== Task material ==

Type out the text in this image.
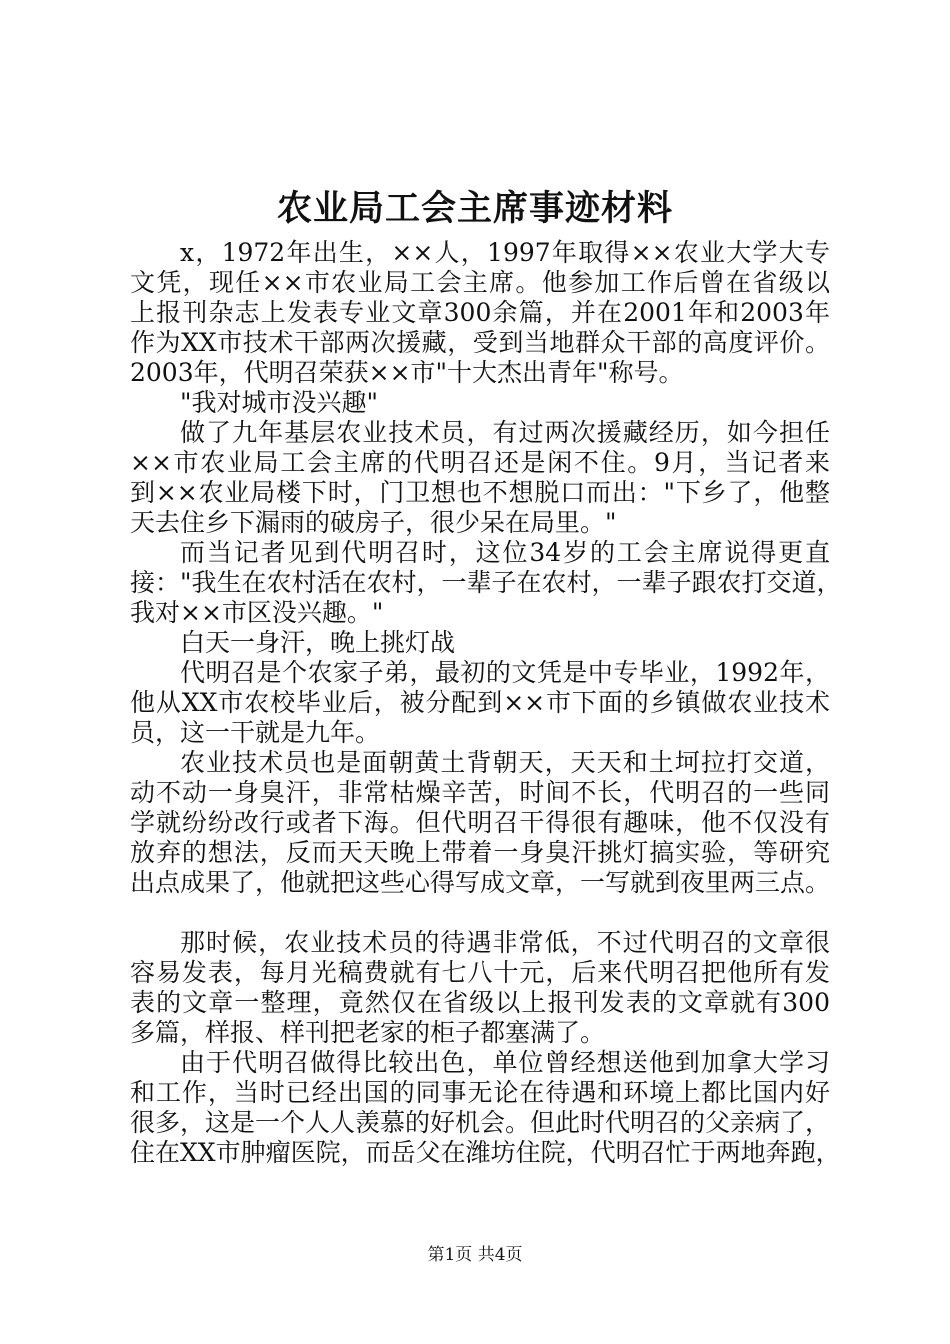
农业局工会主席事迹材料
x，1972年出生，××人，1997年取得××农业大学大专
文凭，现任××市农业局工会主席。他参加工作后曾在省级以
上报刊杂志上发表专业文章300余篇，并在2001年和2003年
作为XX市技术干部两次援藏，受到当地群众干部的高度评价。
2003年，代明召荣获××市"十大杰出青年"称号。
"我对城市没兴趣"
做了九年基层农业技术员，有过两次援藏经历，如今担任
××市农业局工会主席的代明召还是闲不住。9月，当记者来
到××农业局楼下时，门卫想也不想脱口而出："下乡了，他整
天去住乡下漏雨的破房子，很少呆在局里。"
而当记者见到代明召时，这位34岁的工会主席说得更直
接："我生在农村活在农村，一辈子在农村，一辈子跟农打交道，
我对××市区没兴趣。"
白天一身汗，晚上挑灯战
代明召是个农家子弟，最初的文凭是中专毕业，1992年，
他从XX市农校毕业后，被分配到××市下面的乡镇做农业技术
员，这一干就是九年。
农业技术员也是面朝黄土背朝天，天天和土坷拉打交道，
动不动一身臭汗，非常枯燥辛苦，时间不长，代明召的一些同
学就纷纷改行或者下海。但代明召干得很有趣味，他不仅没有
放弃的想法，反而天天晚上带着一身臭汗挑灯搞实验，等研究
出点成果了，他就把这些心得写成文章，一写就到夜里两三点。
那时候，农业技术员的待遇非常低，不过代明召的文章很
容易发表，每月光稿费就有七八十元，后来代明召把他所有发
表的文章一整理，竟然仅在省级以上报刊发表的文章就有300
多篇，样报、样刊把老家的柜子都塞满了。
由于代明召做得比较出色，单位曾经想送他到加拿大学习
和工作，当时已经出国的同事无论在待遇和环境上都比国内好
很多，这是一个人人羡慕的好机会。但此时代明召的父亲病了，
住在XX市肿瘤医院，而岳父在潍坊住院，代明召忙于两地奔跑，
第1页 共4页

===

■ **Given instruction**
Omit every picture, then repeat the remaining data exactly as it appears above.

■ **Answer for this exercise**
Type out the text in this image.
农业局工会主席事迹材料
x，1972年出生，××人，1997年取得××农业大学大专
文凭，现任××市农业局工会主席。他参加工作后曾在省级以
上报刊杂志上发表专业文章300余篇，并在2001年和2003年
作为XX市技术干部两次援藏，受到当地群众干部的高度评价。
2003年，代明召荣获××市"十大杰出青年"称号。
"我对城市没兴趣"
做了九年基层农业技术员，有过两次援藏经历，如今担任
××市农业局工会主席的代明召还是闲不住。9月，当记者来
到××农业局楼下时，门卫想也不想脱口而出："下乡了，他整
天去住乡下漏雨的破房子，很少呆在局里。"
而当记者见到代明召时，这位34岁的工会主席说得更直
接："我生在农村活在农村，一辈子在农村，一辈子跟农打交道，
我对××市区没兴趣。"
白天一身汗，晚上挑灯战
代明召是个农家子弟，最初的文凭是中专毕业，1992年，
他从XX市农校毕业后，被分配到××市下面的乡镇做农业技术
员，这一干就是九年。
农业技术员也是面朝黄土背朝天，天天和土坷拉打交道，
动不动一身臭汗，非常枯燥辛苦，时间不长，代明召的一些同
学就纷纷改行或者下海。但代明召干得很有趣味，他不仅没有
放弃的想法，反而天天晚上带着一身臭汗挑灯搞实验，等研究
出点成果了，他就把这些心得写成文章，一写就到夜里两三点。
那时候，农业技术员的待遇非常低，不过代明召的文章很
容易发表，每月光稿费就有七八十元，后来代明召把他所有发
表的文章一整理，竟然仅在省级以上报刊发表的文章就有300
多篇，样报、样刊把老家的柜子都塞满了。
由于代明召做得比较出色，单位曾经想送他到加拿大学习
和工作，当时已经出国的同事无论在待遇和环境上都比国内好
很多，这是一个人人羡慕的好机会。但此时代明召的父亲病了，
住在XX市肿瘤医院，而岳父在潍坊住院，代明召忙于两地奔跑，
第1页 共4页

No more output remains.